<<<<

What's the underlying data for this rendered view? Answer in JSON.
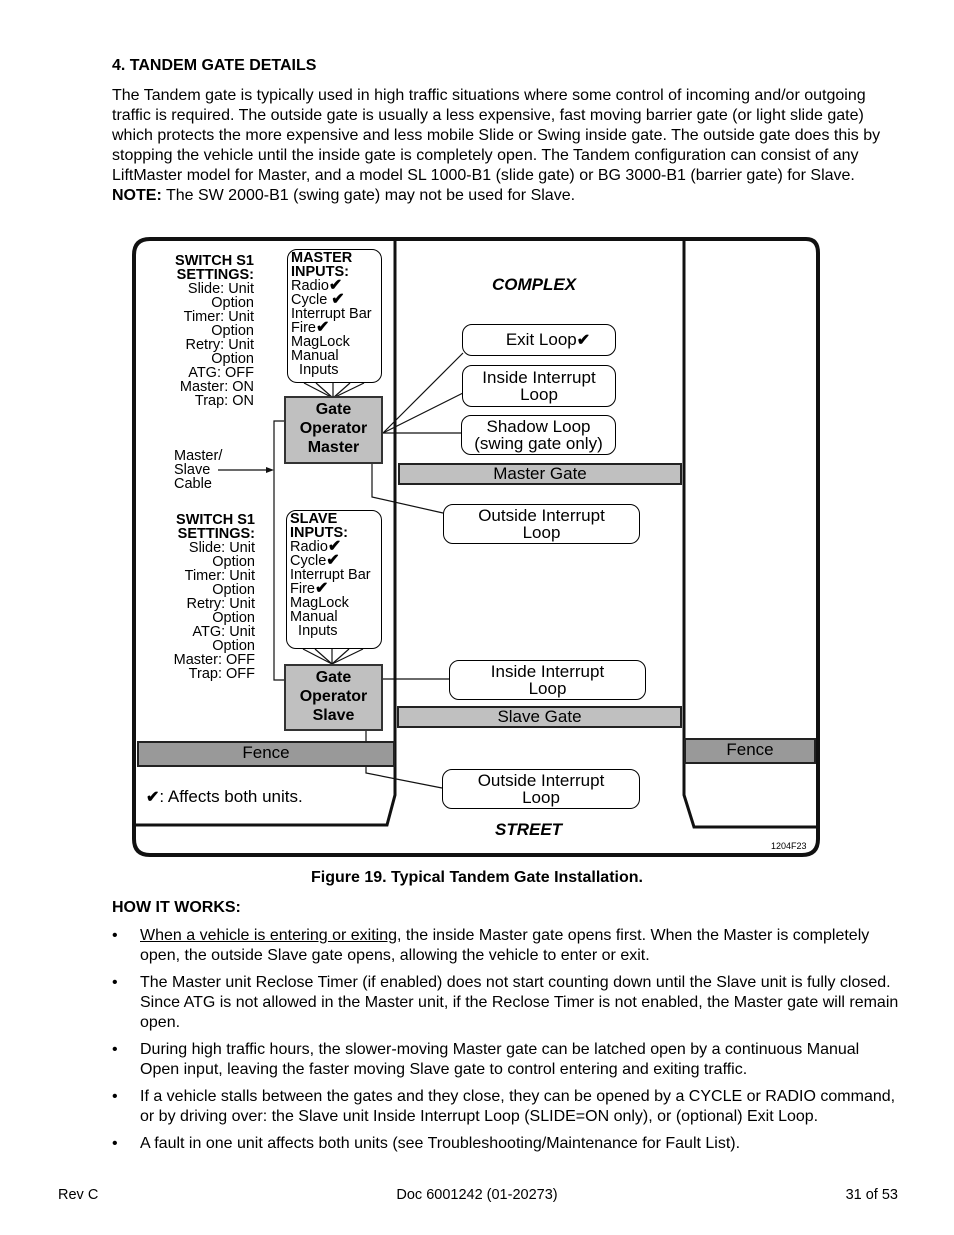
{
  "section_heading": "4.  TANDEM GATE DETAILS",
  "intro_text": "The Tandem gate is typically used in high traffic situations where some control of incoming and/or outgoing traffic is required.  The outside gate is usually a less expensive, fast moving barrier gate (or light slide gate) which protects the more expensive and less mobile Slide or Swing inside gate.  The outside gate does this by stopping the vehicle until the inside gate is completely open.  The Tandem configuration can consist of any LiftMaster model for Master, and a model SL 1000-B1 (slide gate) or BG 3000-B1 (barrier gate) for Slave.  ",
  "intro_note_label": "NOTE:",
  "intro_note_text": "  The SW 2000-B1 (swing gate) may not be used for Slave.",
  "diagram": {
    "check_glyph": "✔",
    "complex_label": "COMPLEX",
    "street_label": "STREET",
    "figure_code": "1204F23",
    "legend_text": ": Affects both units.",
    "master_switch": {
      "title": [
        "SWITCH S1",
        "SETTINGS:"
      ],
      "lines": [
        "Slide: Unit",
        "Option",
        "Timer: Unit",
        "Option",
        "Retry: Unit",
        "Option",
        "ATG: OFF",
        "Master: ON",
        "Trap: ON"
      ]
    },
    "slave_switch": {
      "title": [
        "SWITCH S1",
        "SETTINGS:"
      ],
      "lines": [
        "Slide: Unit",
        "Option",
        "Timer: Unit",
        "Option",
        "Retry: Unit",
        "Option",
        "ATG: Unit",
        "Option",
        "Master: OFF",
        "Trap: OFF"
      ]
    },
    "master_inputs": {
      "title": [
        "MASTER",
        "INPUTS:"
      ],
      "items": [
        {
          "label": "Radio",
          "check": true
        },
        {
          "label": "Cycle ",
          "check": true
        },
        {
          "label": "Interrupt Bar",
          "check": false
        },
        {
          "label": "Fire",
          "check": true
        },
        {
          "label": "MagLock",
          "check": false
        },
        {
          "label": "Manual",
          "check": false
        },
        {
          "label": "  Inputs",
          "check": false
        }
      ]
    },
    "slave_inputs": {
      "title": [
        "SLAVE",
        "INPUTS:"
      ],
      "items": [
        {
          "label": "Radio",
          "check": true
        },
        {
          "label": "Cycle",
          "check": true
        },
        {
          "label": "Interrupt Bar",
          "check": false
        },
        {
          "label": "Fire",
          "check": true
        },
        {
          "label": "MagLock",
          "check": false
        },
        {
          "label": "Manual",
          "check": false
        },
        {
          "label": "  Inputs",
          "check": false
        }
      ]
    },
    "master_operator": [
      "Gate",
      "Operator",
      "Master"
    ],
    "slave_operator": [
      "Gate",
      "Operator",
      "Slave"
    ],
    "cable_label": [
      "Master/",
      "Slave",
      "Cable"
    ],
    "loops": {
      "exit": "Exit Loop",
      "master_inside": [
        "Inside Interrupt",
        "Loop"
      ],
      "shadow": [
        "Shadow Loop",
        "(swing gate only)"
      ],
      "master_outside": [
        "Outside Interrupt",
        "Loop"
      ],
      "slave_inside": [
        "Inside Interrupt",
        "Loop"
      ],
      "slave_outside": [
        "Outside Interrupt",
        "Loop"
      ]
    },
    "master_gate": "Master Gate",
    "slave_gate": "Slave Gate",
    "fence_left": "Fence",
    "fence_right": "Fence"
  },
  "figure_caption": "Figure 19.  Typical Tandem Gate Installation.",
  "how_heading": "HOW IT WORKS:",
  "bullets": [
    {
      "underlined": "When a vehicle is entering or exiting",
      "text": ", the inside Master gate opens first.  When the Master is completely open, the outside Slave gate opens, allowing the vehicle to enter or exit."
    },
    {
      "underlined": "",
      "text": "The Master unit Reclose Timer (if enabled) does not start counting down until the Slave unit is fully closed.  Since ATG is not allowed in the Master unit, if the Reclose Timer is not enabled, the Master gate will remain open."
    },
    {
      "underlined": "",
      "text": "During high traffic hours, the slower-moving Master gate can be latched open by a continuous Manual Open input, leaving the faster moving Slave gate to control entering and exiting traffic."
    },
    {
      "underlined": "",
      "text": "If a vehicle stalls between the gates and they close, they can be opened by a CYCLE or RADIO command, or by driving over: the Slave unit Inside Interrupt Loop (SLIDE=ON only), or (optional) Exit Loop."
    },
    {
      "underlined": "",
      "text": "A fault in one unit affects both units (see Troubleshooting/Maintenance for Fault List)."
    }
  ],
  "bullet_glyph": "•",
  "footer": {
    "left": "Rev C",
    "center": "Doc 6001242 (01-20273)",
    "right": "31 of 53"
  }
}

>>>>

* EXERCISE BRIEF
Which lines hold the word "high"? Show each one.

* COMPLETED TASK
  "intro_text": "The Tandem gate is typically used in high traffic situations where some control of incoming and/or outgoing traffic is required.  The outside gate is usually a less expensive, fast moving barrier gate (or light slide gate) which protects the more expensive and less mobile Slide or Swing inside gate.  The outside gate does this by stopping the vehicle until the inside gate is completely open.  The Tandem configuration can consist of any LiftMaster model for Master, and a model SL 1000-B1 (slide gate) or BG 3000-B1 (barrier gate) for Slave.  ",
      "text": "During high traffic hours, the slower-moving Master gate can be latched open by a continuous Manual Open input, leaving the faster moving Slave gate to control entering and exiting traffic."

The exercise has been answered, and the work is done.